--- YOUR GOAL ---
Transcribe each line of the material as it is, and drop any picture.

--- THE INPUT ---

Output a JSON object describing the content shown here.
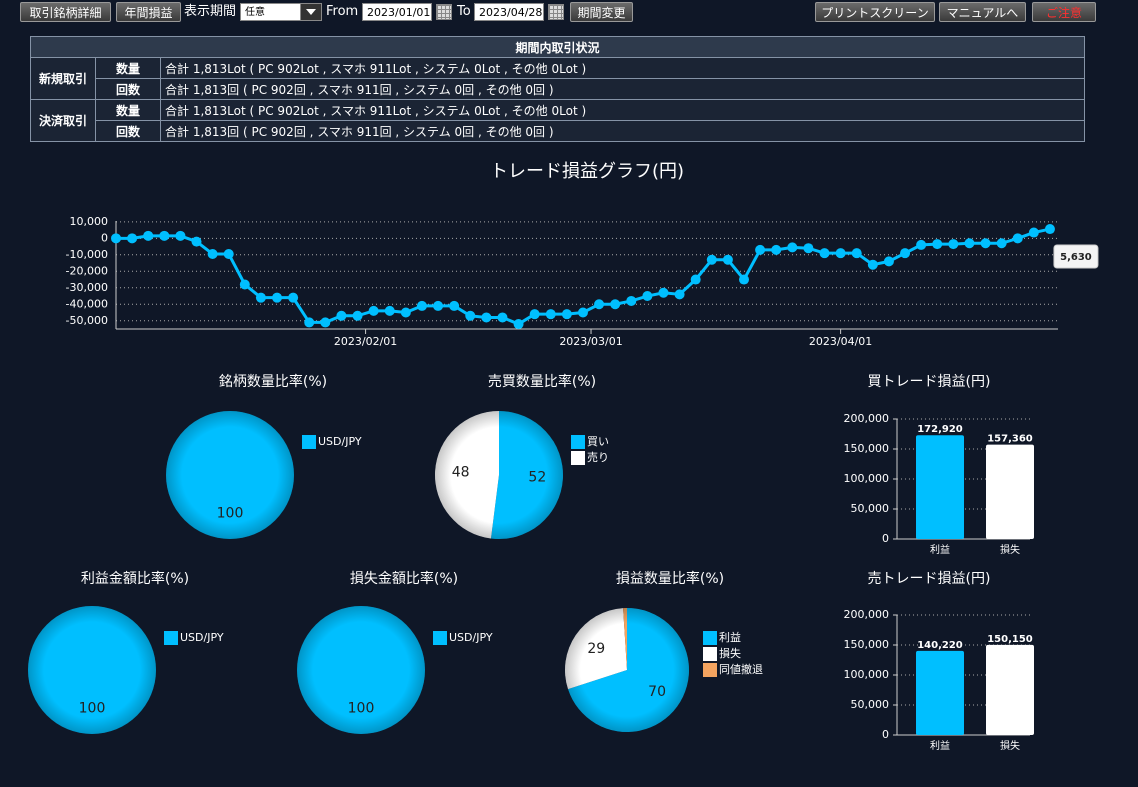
{
  "toolbar": {
    "buttons_left": [
      "取引銘柄詳細",
      "年間損益"
    ],
    "period_label": "表示期間",
    "period_select": "任意",
    "from_label": "From",
    "from_date": "2023/01/01",
    "to_label": "To",
    "to_date": "2023/04/28",
    "apply_button": "期間変更",
    "buttons_right": [
      "プリントスクリーン",
      "マニュアルへ",
      "ご注意"
    ]
  },
  "table": {
    "title": "期間内取引状況",
    "groups": [
      {
        "label": "新規取引",
        "rows": [
          [
            "数量",
            "合計 1,813Lot ( PC 902Lot , スマホ 911Lot , システム 0Lot , その他 0Lot )"
          ],
          [
            "回数",
            "合計 1,813回 ( PC 902回 , スマホ 911回 , システム 0回 , その他 0回 )"
          ]
        ]
      },
      {
        "label": "決済取引",
        "rows": [
          [
            "数量",
            "合計 1,813Lot ( PC 902Lot , スマホ 911Lot , システム 0Lot , その他 0Lot )"
          ],
          [
            "回数",
            "合計 1,813回 ( PC 902回 , スマホ 911回 , システム 0回 , その他 0回 )"
          ]
        ]
      }
    ]
  },
  "chart_data": [
    {
      "type": "line",
      "title": "トレード損益グラフ(円)",
      "color": "#00bfff",
      "grid": true,
      "x": [
        "2023/01/01",
        "2023/01/03",
        "2023/01/05",
        "2023/01/07",
        "2023/01/09",
        "2023/01/11",
        "2023/01/13",
        "2023/01/15",
        "2023/01/17",
        "2023/01/19",
        "2023/01/21",
        "2023/01/23",
        "2023/01/25",
        "2023/01/27",
        "2023/01/29",
        "2023/01/31",
        "2023/02/02",
        "2023/02/04",
        "2023/02/06",
        "2023/02/08",
        "2023/02/10",
        "2023/02/12",
        "2023/02/14",
        "2023/02/16",
        "2023/02/18",
        "2023/02/20",
        "2023/02/22",
        "2023/02/24",
        "2023/02/26",
        "2023/02/28",
        "2023/03/02",
        "2023/03/04",
        "2023/03/06",
        "2023/03/08",
        "2023/03/10",
        "2023/03/12",
        "2023/03/14",
        "2023/03/16",
        "2023/03/18",
        "2023/03/20",
        "2023/03/22",
        "2023/03/24",
        "2023/03/26",
        "2023/03/28",
        "2023/03/30",
        "2023/04/01",
        "2023/04/03",
        "2023/04/05",
        "2023/04/07",
        "2023/04/09",
        "2023/04/11",
        "2023/04/13",
        "2023/04/15",
        "2023/04/17",
        "2023/04/19",
        "2023/04/21",
        "2023/04/23",
        "2023/04/25",
        "2023/04/27"
      ],
      "values": [
        0,
        0,
        1500,
        1500,
        1500,
        -2000,
        -9500,
        -9500,
        -28000,
        -36000,
        -36000,
        -36000,
        -51000,
        -51000,
        -47000,
        -47000,
        -44000,
        -44000,
        -45000,
        -41000,
        -41000,
        -41000,
        -47000,
        -48000,
        -48000,
        -52000,
        -46000,
        -46000,
        -46000,
        -45000,
        -40000,
        -40000,
        -38000,
        -35000,
        -33000,
        -34000,
        -25000,
        -13000,
        -13000,
        -25000,
        -7000,
        -7000,
        -5500,
        -6000,
        -9000,
        -9000,
        -9000,
        -16000,
        -14000,
        -9000,
        -4000,
        -3500,
        -3500,
        -3000,
        -3000,
        -3000,
        0,
        3500,
        5630
      ],
      "annotation": "5,630",
      "xlim": [
        "2023/01/01",
        "2023/04/28"
      ],
      "xticks": [
        "2023/02/01",
        "2023/03/01",
        "2023/04/01"
      ],
      "ylim": [
        -55000,
        10500
      ],
      "yticks": [
        {
          "value": 10000,
          "label": "10,000"
        },
        0,
        {
          "value": -10000,
          "label": "-10,000"
        },
        {
          "value": -20000,
          "label": "-20,000"
        },
        {
          "value": -30000,
          "label": "-30,000"
        },
        {
          "value": -40000,
          "label": "-40,000"
        },
        {
          "value": -50000,
          "label": "-50,000"
        }
      ]
    },
    {
      "type": "pie",
      "title": "銘柄数量比率(%)",
      "categories": [
        "USD/JPY"
      ],
      "values": [
        100
      ],
      "colors": [
        "#00bfff"
      ]
    },
    {
      "type": "pie",
      "title": "売買数量比率(%)",
      "categories": [
        "買い",
        "売り"
      ],
      "values": [
        52,
        48
      ],
      "colors": [
        "#00bfff",
        "#ffffff"
      ]
    },
    {
      "type": "bar",
      "title": "買トレード損益(円)",
      "categories": [
        "利益",
        "損失"
      ],
      "values": [
        172920,
        157360
      ],
      "value_labels": [
        "172,920",
        "157,360"
      ],
      "colors": [
        "#00bfff",
        "#ffffff"
      ],
      "grid": true,
      "ylim": [
        0,
        200000
      ],
      "yticks": [
        0,
        {
          "value": 50000,
          "label": "50,000"
        },
        {
          "value": 100000,
          "label": "100,000"
        },
        {
          "value": 150000,
          "label": "150,000"
        },
        {
          "value": 200000,
          "label": "200,000"
        }
      ]
    },
    {
      "type": "pie",
      "title": "利益金額比率(%)",
      "categories": [
        "USD/JPY"
      ],
      "values": [
        100
      ],
      "colors": [
        "#00bfff"
      ]
    },
    {
      "type": "pie",
      "title": "損失金額比率(%)",
      "categories": [
        "USD/JPY"
      ],
      "values": [
        100
      ],
      "colors": [
        "#00bfff"
      ]
    },
    {
      "type": "pie",
      "title": "損益数量比率(%)",
      "categories": [
        "利益",
        "損失",
        "同値撤退"
      ],
      "values": [
        70,
        29,
        1
      ],
      "value_labels": [
        "70",
        "29",
        null
      ],
      "colors": [
        "#00bfff",
        "#ffffff",
        "#f4a460"
      ]
    },
    {
      "type": "bar",
      "title": "売トレード損益(円)",
      "categories": [
        "利益",
        "損失"
      ],
      "values": [
        140220,
        150150
      ],
      "value_labels": [
        "140,220",
        "150,150"
      ],
      "colors": [
        "#00bfff",
        "#ffffff"
      ],
      "grid": true,
      "ylim": [
        0,
        200000
      ],
      "yticks": [
        0,
        {
          "value": 50000,
          "label": "50,000"
        },
        {
          "value": 100000,
          "label": "100,000"
        },
        {
          "value": 150000,
          "label": "150,000"
        },
        {
          "value": 200000,
          "label": "200,000"
        }
      ]
    }
  ]
}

--- FULL SOLUTION ---
Output a JSON object describing the content shown here.
{
  "toolbar": {
    "buttons_left": [
      "取引銘柄詳細",
      "年間損益"
    ],
    "period_label": "表示期間",
    "period_select": "任意",
    "from_label": "From",
    "from_date": "2023/01/01",
    "to_label": "To",
    "to_date": "2023/04/28",
    "apply_button": "期間変更",
    "buttons_right": [
      "プリントスクリーン",
      "マニュアルへ",
      "ご注意"
    ]
  },
  "table": {
    "title": "期間内取引状況",
    "groups": [
      {
        "label": "新規取引",
        "rows": [
          [
            "数量",
            "合計 1,813Lot ( PC 902Lot , スマホ 911Lot , システム 0Lot , その他 0Lot )"
          ],
          [
            "回数",
            "合計 1,813回 ( PC 902回 , スマホ 911回 , システム 0回 , その他 0回 )"
          ]
        ]
      },
      {
        "label": "決済取引",
        "rows": [
          [
            "数量",
            "合計 1,813Lot ( PC 902Lot , スマホ 911Lot , システム 0Lot , その他 0Lot )"
          ],
          [
            "回数",
            "合計 1,813回 ( PC 902回 , スマホ 911回 , システム 0回 , その他 0回 )"
          ]
        ]
      }
    ]
  },
  "chart_data": [
    {
      "type": "line",
      "title": "トレード損益グラフ(円)",
      "color": "#00bfff",
      "grid": true,
      "x": [
        "2023/01/01",
        "2023/01/03",
        "2023/01/05",
        "2023/01/07",
        "2023/01/09",
        "2023/01/11",
        "2023/01/13",
        "2023/01/15",
        "2023/01/17",
        "2023/01/19",
        "2023/01/21",
        "2023/01/23",
        "2023/01/25",
        "2023/01/27",
        "2023/01/29",
        "2023/01/31",
        "2023/02/02",
        "2023/02/04",
        "2023/02/06",
        "2023/02/08",
        "2023/02/10",
        "2023/02/12",
        "2023/02/14",
        "2023/02/16",
        "2023/02/18",
        "2023/02/20",
        "2023/02/22",
        "2023/02/24",
        "2023/02/26",
        "2023/02/28",
        "2023/03/02",
        "2023/03/04",
        "2023/03/06",
        "2023/03/08",
        "2023/03/10",
        "2023/03/12",
        "2023/03/14",
        "2023/03/16",
        "2023/03/18",
        "2023/03/20",
        "2023/03/22",
        "2023/03/24",
        "2023/03/26",
        "2023/03/28",
        "2023/03/30",
        "2023/04/01",
        "2023/04/03",
        "2023/04/05",
        "2023/04/07",
        "2023/04/09",
        "2023/04/11",
        "2023/04/13",
        "2023/04/15",
        "2023/04/17",
        "2023/04/19",
        "2023/04/21",
        "2023/04/23",
        "2023/04/25",
        "2023/04/27"
      ],
      "values": [
        0,
        0,
        1500,
        1500,
        1500,
        -2000,
        -9500,
        -9500,
        -28000,
        -36000,
        -36000,
        -36000,
        -51000,
        -51000,
        -47000,
        -47000,
        -44000,
        -44000,
        -45000,
        -41000,
        -41000,
        -41000,
        -47000,
        -48000,
        -48000,
        -52000,
        -46000,
        -46000,
        -46000,
        -45000,
        -40000,
        -40000,
        -38000,
        -35000,
        -33000,
        -34000,
        -25000,
        -13000,
        -13000,
        -25000,
        -7000,
        -7000,
        -5500,
        -6000,
        -9000,
        -9000,
        -9000,
        -16000,
        -14000,
        -9000,
        -4000,
        -3500,
        -3500,
        -3000,
        -3000,
        -3000,
        0,
        3500,
        5630
      ],
      "annotation": "5,630",
      "xlim": [
        "2023/01/01",
        "2023/04/28"
      ],
      "xticks": [
        "2023/02/01",
        "2023/03/01",
        "2023/04/01"
      ],
      "ylim": [
        -55000,
        10500
      ],
      "yticks": [
        {
          "value": 10000,
          "label": "10,000"
        },
        0,
        {
          "value": -10000,
          "label": "-10,000"
        },
        {
          "value": -20000,
          "label": "-20,000"
        },
        {
          "value": -30000,
          "label": "-30,000"
        },
        {
          "value": -40000,
          "label": "-40,000"
        },
        {
          "value": -50000,
          "label": "-50,000"
        }
      ]
    },
    {
      "type": "pie",
      "title": "銘柄数量比率(%)",
      "categories": [
        "USD/JPY"
      ],
      "values": [
        100
      ],
      "colors": [
        "#00bfff"
      ]
    },
    {
      "type": "pie",
      "title": "売買数量比率(%)",
      "categories": [
        "買い",
        "売り"
      ],
      "values": [
        52,
        48
      ],
      "colors": [
        "#00bfff",
        "#ffffff"
      ]
    },
    {
      "type": "bar",
      "title": "買トレード損益(円)",
      "categories": [
        "利益",
        "損失"
      ],
      "values": [
        172920,
        157360
      ],
      "value_labels": [
        "172,920",
        "157,360"
      ],
      "colors": [
        "#00bfff",
        "#ffffff"
      ],
      "grid": true,
      "ylim": [
        0,
        200000
      ],
      "yticks": [
        0,
        {
          "value": 50000,
          "label": "50,000"
        },
        {
          "value": 100000,
          "label": "100,000"
        },
        {
          "value": 150000,
          "label": "150,000"
        },
        {
          "value": 200000,
          "label": "200,000"
        }
      ]
    },
    {
      "type": "pie",
      "title": "利益金額比率(%)",
      "categories": [
        "USD/JPY"
      ],
      "values": [
        100
      ],
      "colors": [
        "#00bfff"
      ]
    },
    {
      "type": "pie",
      "title": "損失金額比率(%)",
      "categories": [
        "USD/JPY"
      ],
      "values": [
        100
      ],
      "colors": [
        "#00bfff"
      ]
    },
    {
      "type": "pie",
      "title": "損益数量比率(%)",
      "categories": [
        "利益",
        "損失",
        "同値撤退"
      ],
      "values": [
        70,
        29,
        1
      ],
      "value_labels": [
        "70",
        "29",
        null
      ],
      "colors": [
        "#00bfff",
        "#ffffff",
        "#f4a460"
      ]
    },
    {
      "type": "bar",
      "title": "売トレード損益(円)",
      "categories": [
        "利益",
        "損失"
      ],
      "values": [
        140220,
        150150
      ],
      "value_labels": [
        "140,220",
        "150,150"
      ],
      "colors": [
        "#00bfff",
        "#ffffff"
      ],
      "grid": true,
      "ylim": [
        0,
        200000
      ],
      "yticks": [
        0,
        {
          "value": 50000,
          "label": "50,000"
        },
        {
          "value": 100000,
          "label": "100,000"
        },
        {
          "value": 150000,
          "label": "150,000"
        },
        {
          "value": 200000,
          "label": "200,000"
        }
      ]
    }
  ]
}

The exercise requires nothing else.